— start of Given records —

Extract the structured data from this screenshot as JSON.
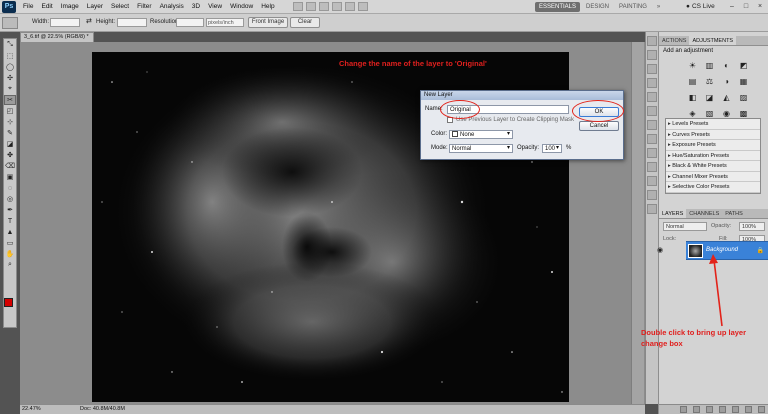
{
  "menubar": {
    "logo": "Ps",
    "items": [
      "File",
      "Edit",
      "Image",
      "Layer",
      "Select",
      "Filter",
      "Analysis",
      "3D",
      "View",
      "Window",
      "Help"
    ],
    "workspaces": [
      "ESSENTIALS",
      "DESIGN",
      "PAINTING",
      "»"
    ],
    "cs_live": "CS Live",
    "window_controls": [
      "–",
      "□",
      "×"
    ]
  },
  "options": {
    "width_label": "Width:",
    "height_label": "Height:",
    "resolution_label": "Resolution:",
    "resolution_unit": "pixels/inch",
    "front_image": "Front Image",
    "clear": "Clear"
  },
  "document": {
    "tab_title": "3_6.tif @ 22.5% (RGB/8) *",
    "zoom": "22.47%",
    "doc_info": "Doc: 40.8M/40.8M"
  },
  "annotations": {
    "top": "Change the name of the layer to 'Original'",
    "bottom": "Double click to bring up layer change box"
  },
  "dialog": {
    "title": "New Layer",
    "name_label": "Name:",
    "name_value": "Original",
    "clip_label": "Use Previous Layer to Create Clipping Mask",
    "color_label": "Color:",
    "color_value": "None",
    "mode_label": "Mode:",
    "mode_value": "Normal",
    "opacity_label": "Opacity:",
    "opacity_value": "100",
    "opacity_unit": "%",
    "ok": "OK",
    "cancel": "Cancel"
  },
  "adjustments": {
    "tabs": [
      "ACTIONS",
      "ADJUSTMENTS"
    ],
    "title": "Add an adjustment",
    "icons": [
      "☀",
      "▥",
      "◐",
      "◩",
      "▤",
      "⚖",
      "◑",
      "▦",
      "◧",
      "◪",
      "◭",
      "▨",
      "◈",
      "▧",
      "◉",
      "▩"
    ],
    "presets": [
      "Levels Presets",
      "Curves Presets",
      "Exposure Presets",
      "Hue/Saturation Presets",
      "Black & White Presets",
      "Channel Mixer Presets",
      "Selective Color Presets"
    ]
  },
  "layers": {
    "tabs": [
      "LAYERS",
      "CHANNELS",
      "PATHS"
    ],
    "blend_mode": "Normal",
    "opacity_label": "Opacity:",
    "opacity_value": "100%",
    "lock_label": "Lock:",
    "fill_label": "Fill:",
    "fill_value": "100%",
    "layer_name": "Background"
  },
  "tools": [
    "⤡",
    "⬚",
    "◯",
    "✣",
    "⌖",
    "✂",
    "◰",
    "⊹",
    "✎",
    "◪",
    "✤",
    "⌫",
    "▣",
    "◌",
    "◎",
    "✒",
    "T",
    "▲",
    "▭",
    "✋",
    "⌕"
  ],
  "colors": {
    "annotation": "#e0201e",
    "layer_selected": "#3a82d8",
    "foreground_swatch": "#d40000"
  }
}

— end of Given records —
— start of Given records —

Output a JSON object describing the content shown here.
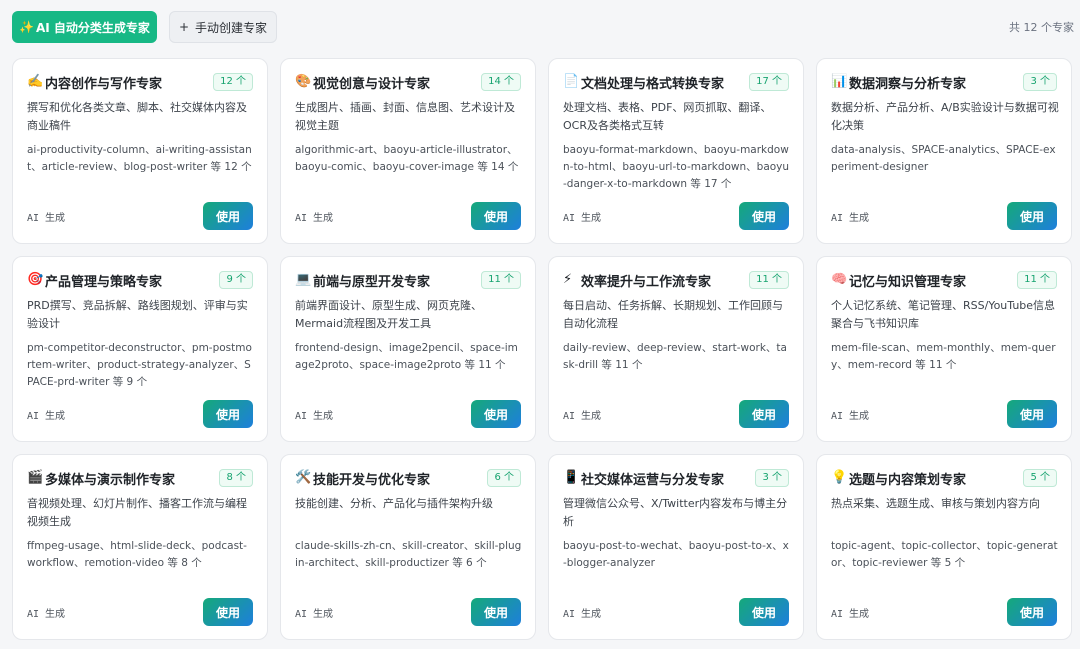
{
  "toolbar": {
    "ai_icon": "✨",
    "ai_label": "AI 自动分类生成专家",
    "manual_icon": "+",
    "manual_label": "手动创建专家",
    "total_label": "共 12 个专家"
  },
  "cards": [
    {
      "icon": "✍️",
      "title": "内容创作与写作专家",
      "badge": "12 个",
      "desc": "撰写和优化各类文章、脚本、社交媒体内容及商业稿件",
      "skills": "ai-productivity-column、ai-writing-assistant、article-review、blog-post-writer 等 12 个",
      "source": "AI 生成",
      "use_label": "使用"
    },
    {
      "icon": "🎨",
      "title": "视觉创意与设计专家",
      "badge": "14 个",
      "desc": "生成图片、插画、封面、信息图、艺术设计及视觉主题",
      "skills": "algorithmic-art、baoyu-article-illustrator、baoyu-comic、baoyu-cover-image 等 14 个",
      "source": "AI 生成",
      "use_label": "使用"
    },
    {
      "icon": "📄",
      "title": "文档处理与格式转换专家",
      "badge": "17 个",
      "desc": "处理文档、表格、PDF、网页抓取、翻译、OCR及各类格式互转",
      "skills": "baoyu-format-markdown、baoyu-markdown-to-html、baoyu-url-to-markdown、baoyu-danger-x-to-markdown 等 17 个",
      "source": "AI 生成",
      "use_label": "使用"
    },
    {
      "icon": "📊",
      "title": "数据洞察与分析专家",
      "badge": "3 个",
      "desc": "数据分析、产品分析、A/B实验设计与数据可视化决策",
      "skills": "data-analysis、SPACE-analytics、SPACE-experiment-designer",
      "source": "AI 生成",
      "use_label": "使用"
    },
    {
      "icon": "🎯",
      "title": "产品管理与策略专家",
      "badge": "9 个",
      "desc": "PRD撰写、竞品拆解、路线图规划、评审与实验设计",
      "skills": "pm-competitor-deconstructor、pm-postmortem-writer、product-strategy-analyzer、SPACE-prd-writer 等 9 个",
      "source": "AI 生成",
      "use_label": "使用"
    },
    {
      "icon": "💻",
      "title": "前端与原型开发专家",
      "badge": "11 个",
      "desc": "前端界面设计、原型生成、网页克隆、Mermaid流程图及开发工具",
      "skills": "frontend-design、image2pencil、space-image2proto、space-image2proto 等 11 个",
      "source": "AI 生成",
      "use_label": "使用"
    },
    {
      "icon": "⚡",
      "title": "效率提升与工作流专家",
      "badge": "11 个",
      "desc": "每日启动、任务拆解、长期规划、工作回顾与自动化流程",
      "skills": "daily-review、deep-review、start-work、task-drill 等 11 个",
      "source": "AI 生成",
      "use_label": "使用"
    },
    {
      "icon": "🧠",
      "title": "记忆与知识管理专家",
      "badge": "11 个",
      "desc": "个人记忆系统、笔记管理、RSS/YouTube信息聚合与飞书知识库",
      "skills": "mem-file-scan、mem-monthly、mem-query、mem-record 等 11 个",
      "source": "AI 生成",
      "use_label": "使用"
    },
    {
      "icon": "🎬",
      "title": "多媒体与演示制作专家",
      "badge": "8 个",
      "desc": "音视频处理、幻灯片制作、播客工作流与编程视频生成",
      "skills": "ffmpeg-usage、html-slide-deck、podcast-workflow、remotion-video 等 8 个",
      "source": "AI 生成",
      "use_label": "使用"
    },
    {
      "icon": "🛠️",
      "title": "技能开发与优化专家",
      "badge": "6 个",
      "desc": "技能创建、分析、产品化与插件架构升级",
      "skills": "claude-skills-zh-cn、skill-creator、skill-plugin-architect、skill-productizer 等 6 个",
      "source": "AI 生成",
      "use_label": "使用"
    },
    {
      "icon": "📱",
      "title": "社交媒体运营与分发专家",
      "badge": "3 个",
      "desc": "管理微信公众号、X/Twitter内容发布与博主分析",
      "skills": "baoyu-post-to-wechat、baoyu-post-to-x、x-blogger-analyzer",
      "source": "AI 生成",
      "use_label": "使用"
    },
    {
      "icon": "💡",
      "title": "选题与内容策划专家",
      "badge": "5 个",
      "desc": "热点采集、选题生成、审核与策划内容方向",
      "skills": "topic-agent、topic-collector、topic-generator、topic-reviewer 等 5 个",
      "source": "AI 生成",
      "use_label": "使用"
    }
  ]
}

— end of Given records —

Task directions
Figure out how many lines above include the string "article", then report that number and nothing else.

Output below
2